#### Task
Look for the word "zābaku" in the entries below, then copy every line that has it.

── Recorded information

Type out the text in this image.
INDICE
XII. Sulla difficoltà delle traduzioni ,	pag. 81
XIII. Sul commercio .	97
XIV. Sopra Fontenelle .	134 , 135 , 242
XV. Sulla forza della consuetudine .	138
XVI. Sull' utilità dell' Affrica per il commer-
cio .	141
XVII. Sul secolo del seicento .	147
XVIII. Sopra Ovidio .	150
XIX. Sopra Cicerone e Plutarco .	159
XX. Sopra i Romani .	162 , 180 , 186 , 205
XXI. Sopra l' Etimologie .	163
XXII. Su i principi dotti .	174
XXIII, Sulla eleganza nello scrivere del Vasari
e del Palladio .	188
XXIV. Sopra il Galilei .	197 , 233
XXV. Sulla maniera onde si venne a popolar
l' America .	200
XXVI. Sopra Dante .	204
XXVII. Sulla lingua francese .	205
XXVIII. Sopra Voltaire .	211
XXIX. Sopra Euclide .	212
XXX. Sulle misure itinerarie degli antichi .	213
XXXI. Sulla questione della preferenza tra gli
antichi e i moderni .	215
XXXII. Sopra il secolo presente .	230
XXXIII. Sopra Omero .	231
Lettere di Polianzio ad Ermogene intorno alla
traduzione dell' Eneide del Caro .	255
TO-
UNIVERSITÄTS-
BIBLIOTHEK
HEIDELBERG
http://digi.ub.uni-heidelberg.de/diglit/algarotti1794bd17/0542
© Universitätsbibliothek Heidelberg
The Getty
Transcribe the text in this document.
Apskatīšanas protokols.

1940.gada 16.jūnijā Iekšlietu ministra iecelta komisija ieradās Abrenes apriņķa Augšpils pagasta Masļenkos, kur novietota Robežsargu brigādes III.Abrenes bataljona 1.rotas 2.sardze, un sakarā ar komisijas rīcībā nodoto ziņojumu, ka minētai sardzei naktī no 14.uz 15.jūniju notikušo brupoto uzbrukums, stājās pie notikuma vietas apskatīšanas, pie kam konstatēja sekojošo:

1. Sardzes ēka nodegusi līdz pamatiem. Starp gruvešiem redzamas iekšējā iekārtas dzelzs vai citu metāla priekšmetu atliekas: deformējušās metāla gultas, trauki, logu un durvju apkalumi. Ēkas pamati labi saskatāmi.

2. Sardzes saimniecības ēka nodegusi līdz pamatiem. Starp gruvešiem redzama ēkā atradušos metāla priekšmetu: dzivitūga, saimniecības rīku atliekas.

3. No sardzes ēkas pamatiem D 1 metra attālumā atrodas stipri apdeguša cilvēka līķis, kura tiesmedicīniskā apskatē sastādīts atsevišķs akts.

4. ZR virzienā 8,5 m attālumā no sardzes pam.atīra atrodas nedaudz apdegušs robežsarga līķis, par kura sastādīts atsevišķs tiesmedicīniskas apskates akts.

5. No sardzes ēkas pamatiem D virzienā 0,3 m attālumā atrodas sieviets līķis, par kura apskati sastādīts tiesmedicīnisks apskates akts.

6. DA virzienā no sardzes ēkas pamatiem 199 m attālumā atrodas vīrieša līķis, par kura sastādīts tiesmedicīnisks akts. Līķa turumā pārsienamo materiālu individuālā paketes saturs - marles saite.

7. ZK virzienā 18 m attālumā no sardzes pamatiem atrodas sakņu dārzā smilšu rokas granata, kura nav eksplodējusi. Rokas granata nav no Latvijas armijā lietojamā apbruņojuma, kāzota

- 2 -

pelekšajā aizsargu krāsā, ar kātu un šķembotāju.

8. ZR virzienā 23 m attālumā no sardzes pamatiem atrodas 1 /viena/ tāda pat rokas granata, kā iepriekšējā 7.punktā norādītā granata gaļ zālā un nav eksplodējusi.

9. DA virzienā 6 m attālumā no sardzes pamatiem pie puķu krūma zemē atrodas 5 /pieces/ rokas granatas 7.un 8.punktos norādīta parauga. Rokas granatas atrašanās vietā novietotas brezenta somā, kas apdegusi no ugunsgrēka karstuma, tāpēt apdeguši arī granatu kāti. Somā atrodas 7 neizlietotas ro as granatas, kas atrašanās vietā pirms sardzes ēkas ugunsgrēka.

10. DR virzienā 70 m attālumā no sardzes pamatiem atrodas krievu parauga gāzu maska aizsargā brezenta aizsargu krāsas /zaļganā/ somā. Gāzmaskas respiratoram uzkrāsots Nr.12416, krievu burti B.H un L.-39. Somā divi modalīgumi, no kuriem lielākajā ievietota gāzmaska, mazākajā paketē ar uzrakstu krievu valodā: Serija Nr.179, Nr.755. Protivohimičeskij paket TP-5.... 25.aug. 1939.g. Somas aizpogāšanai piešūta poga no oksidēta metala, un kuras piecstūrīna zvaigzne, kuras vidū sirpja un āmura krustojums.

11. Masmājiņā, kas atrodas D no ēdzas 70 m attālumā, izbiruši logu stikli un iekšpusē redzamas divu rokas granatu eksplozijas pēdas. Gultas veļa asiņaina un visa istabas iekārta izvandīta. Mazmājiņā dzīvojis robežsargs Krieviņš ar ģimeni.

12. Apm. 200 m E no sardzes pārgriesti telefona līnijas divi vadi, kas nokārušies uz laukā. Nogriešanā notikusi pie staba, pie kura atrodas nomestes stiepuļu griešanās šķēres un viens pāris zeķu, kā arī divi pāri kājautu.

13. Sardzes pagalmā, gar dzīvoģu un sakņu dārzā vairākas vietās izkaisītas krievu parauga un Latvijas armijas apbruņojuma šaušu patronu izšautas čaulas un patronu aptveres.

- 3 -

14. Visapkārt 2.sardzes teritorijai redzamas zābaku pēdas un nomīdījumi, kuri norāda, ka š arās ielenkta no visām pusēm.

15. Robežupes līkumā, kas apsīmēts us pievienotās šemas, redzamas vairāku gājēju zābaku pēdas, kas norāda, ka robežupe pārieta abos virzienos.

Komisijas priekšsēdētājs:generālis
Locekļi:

────

#### Task solution
14. Visapkārt 2.sardzes teritorijai redzamas zābaku pēdas un nomīdījumi, kuri norāda, ka š arās ielenkta no visām pusēm.
15. Robežupes līkumā, kas apsīmēts us pievienotās šemas, redzamas vairāku gājēju zābaku pēdas, kas norāda, ka robežupe pārieta abos virzienos.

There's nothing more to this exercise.